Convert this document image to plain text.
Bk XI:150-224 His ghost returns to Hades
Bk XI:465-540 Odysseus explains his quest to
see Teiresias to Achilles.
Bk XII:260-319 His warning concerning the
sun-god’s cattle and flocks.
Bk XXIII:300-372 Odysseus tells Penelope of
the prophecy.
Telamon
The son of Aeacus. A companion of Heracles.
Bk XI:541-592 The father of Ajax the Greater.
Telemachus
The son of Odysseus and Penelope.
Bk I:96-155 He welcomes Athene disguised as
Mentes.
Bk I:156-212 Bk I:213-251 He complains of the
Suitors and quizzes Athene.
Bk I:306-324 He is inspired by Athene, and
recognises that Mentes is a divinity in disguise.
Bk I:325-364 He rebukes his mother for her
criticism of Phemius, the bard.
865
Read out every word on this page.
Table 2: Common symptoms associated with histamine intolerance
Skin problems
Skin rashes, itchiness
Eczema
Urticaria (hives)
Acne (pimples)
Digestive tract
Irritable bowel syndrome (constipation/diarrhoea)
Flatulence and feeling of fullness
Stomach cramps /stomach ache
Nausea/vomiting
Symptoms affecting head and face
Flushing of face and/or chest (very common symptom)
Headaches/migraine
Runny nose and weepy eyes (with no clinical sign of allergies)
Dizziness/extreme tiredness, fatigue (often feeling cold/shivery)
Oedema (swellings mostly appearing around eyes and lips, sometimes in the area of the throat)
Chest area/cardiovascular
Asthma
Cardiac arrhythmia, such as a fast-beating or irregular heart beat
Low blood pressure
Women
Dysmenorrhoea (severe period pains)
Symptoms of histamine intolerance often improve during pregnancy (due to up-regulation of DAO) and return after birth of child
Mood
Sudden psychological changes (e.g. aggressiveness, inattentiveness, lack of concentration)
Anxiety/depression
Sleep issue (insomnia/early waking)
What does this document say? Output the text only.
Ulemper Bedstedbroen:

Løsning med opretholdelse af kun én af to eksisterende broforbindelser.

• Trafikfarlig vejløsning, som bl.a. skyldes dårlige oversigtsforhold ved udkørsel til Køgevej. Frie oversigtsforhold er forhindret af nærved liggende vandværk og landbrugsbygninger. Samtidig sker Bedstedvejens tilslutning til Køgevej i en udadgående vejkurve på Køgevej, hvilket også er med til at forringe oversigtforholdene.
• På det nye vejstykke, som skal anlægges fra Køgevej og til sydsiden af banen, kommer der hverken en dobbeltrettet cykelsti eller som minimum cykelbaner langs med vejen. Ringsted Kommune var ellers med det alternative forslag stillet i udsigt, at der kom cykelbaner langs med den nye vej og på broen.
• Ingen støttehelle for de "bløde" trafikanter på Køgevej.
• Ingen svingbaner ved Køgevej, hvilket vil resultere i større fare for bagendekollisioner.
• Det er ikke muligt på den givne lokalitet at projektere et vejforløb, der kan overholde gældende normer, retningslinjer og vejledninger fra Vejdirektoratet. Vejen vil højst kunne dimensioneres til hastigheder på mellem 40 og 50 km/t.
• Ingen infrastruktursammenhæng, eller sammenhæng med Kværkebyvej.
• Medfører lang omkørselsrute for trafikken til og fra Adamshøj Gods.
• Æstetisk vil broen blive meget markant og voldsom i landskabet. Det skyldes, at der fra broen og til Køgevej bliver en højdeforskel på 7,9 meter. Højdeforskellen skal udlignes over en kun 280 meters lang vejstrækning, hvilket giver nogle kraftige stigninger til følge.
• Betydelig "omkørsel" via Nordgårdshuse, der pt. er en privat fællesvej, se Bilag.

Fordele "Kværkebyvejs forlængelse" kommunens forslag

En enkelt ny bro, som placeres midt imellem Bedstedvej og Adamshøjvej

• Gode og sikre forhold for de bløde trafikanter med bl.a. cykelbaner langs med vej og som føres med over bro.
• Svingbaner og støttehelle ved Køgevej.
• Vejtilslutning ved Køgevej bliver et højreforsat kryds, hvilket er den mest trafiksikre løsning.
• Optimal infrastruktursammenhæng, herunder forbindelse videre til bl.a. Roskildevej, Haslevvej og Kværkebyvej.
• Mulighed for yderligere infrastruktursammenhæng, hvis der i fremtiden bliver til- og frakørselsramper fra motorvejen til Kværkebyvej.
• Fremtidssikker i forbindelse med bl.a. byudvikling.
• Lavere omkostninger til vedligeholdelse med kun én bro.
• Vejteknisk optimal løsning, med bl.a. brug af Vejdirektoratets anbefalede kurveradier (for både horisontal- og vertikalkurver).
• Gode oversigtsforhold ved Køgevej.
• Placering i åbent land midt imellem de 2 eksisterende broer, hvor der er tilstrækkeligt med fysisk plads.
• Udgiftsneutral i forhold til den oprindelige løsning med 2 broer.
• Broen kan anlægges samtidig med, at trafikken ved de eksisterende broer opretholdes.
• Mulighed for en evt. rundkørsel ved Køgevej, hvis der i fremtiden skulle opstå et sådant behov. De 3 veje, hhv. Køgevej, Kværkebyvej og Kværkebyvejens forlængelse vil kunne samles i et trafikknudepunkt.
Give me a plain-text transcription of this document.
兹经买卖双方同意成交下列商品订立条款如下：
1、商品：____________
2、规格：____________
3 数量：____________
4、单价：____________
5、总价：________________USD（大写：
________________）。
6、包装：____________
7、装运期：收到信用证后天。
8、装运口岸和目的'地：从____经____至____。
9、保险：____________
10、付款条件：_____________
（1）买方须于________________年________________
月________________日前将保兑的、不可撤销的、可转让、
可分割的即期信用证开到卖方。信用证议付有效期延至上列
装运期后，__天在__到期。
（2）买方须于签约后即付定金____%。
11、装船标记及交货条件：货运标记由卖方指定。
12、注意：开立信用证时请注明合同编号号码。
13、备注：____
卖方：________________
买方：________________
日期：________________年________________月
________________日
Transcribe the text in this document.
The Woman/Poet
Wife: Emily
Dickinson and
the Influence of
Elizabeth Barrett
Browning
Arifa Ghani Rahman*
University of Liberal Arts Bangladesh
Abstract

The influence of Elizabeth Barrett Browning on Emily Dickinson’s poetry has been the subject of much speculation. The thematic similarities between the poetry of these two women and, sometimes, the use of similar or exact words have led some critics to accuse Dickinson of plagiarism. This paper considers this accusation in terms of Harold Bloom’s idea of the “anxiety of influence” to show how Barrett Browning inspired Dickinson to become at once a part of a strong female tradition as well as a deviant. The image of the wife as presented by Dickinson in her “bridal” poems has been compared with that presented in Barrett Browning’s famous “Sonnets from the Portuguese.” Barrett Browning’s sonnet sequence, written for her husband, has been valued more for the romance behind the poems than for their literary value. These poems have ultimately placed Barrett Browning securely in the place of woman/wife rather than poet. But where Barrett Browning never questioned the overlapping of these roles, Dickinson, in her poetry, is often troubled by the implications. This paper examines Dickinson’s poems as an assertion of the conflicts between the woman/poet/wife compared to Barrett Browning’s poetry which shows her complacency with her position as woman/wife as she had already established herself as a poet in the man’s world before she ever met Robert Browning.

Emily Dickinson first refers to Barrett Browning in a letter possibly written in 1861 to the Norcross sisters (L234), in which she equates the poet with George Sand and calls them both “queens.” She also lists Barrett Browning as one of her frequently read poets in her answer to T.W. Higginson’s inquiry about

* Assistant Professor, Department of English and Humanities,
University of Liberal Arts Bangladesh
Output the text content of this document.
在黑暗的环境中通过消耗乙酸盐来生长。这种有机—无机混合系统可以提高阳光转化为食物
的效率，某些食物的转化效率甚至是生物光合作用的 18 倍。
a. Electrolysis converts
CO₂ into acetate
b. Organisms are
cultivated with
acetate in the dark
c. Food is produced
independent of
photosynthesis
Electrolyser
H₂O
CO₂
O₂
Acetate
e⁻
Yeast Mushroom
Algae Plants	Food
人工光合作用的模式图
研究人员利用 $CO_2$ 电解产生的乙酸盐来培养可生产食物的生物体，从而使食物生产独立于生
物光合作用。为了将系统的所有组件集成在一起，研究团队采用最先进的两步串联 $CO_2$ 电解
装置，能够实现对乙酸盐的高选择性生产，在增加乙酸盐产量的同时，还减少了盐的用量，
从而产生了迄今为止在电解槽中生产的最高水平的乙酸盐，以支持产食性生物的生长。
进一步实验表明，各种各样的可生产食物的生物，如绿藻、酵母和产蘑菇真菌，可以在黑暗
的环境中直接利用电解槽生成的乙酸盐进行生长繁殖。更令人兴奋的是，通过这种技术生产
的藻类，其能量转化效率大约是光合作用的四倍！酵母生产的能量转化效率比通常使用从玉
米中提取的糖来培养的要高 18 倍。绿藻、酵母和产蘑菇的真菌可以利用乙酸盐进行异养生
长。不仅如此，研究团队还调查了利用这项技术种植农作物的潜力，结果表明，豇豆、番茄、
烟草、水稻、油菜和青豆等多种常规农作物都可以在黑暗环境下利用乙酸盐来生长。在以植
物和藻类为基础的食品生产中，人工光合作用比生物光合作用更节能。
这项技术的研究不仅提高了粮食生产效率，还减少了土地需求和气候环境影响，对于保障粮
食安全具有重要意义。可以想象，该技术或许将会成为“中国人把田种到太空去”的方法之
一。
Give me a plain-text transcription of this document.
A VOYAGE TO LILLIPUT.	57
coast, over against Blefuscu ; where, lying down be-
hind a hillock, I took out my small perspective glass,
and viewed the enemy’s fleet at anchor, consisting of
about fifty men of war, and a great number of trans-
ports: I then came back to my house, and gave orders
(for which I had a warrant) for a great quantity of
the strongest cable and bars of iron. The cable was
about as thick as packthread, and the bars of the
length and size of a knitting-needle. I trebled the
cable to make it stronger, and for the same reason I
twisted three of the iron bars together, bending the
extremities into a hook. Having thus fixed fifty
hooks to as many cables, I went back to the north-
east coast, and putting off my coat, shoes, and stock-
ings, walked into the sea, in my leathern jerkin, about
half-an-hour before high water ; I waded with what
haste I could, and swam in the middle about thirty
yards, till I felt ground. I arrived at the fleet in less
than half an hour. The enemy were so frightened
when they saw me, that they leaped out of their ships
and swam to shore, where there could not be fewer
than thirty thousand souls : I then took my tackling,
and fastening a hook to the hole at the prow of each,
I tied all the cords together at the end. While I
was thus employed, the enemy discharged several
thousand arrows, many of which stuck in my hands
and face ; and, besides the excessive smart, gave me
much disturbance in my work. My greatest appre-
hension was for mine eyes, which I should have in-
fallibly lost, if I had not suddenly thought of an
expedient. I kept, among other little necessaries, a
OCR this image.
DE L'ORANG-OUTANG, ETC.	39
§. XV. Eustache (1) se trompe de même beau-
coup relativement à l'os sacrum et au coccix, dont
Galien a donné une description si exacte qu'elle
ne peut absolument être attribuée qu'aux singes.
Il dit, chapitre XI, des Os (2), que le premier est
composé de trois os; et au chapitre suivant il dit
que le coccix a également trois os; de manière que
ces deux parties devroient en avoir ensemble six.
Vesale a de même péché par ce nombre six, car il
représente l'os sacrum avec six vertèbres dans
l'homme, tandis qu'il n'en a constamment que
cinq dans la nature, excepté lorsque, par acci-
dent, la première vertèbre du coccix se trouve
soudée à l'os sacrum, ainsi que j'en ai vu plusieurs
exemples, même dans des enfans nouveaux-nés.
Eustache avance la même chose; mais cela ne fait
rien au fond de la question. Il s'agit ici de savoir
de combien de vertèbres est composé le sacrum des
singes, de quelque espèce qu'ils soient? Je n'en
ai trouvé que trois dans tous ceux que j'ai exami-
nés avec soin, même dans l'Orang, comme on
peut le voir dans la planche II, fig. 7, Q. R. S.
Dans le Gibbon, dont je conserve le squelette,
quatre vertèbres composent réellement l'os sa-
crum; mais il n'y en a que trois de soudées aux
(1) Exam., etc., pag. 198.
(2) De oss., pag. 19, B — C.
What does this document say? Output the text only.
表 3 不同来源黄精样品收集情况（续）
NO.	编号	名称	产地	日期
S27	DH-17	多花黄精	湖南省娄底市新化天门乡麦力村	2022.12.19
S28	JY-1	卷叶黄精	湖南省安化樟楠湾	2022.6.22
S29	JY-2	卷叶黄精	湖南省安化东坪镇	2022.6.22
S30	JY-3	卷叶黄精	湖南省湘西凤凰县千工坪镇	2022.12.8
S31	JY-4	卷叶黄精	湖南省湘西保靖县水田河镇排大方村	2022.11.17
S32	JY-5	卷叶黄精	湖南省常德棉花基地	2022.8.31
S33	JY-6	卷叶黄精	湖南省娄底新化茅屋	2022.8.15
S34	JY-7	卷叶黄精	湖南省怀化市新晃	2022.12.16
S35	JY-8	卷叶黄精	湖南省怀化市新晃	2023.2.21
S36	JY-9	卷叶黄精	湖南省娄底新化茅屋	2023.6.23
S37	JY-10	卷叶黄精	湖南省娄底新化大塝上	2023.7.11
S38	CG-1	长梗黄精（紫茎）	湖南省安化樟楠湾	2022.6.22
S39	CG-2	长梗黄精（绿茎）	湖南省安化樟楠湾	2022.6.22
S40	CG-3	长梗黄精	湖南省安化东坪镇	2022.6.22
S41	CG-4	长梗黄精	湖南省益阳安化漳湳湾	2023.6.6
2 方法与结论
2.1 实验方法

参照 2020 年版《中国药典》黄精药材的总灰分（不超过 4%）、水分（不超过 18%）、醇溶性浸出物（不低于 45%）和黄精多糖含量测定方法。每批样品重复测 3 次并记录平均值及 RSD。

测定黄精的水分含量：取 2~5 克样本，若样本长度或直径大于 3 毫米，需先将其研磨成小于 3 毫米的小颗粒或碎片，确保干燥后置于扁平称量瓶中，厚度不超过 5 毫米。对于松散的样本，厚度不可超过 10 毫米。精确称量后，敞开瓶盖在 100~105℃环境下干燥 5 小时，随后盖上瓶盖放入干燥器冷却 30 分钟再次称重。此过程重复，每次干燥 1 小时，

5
◆ ◆ ◆ ◆
Work instructions
Scan the listing above and copy all lines containing the word "Mulighed".

Worked answer
• Mulighed for yderligere infrastruktursammenhæng, hvis der i fremtiden bliver til- og frakørselsramper fra motorvejen til Kværkebyvej.
• Mulighed for en evt. rundkørsel ved Køgevej, hvis der i fremtiden skulle opstå et sådant behov. De 3 veje, hhv. Køgevej, Kværkebyvej og Kværkebyvejens forlængelse vil kunne samles i et trafikknudepunkt.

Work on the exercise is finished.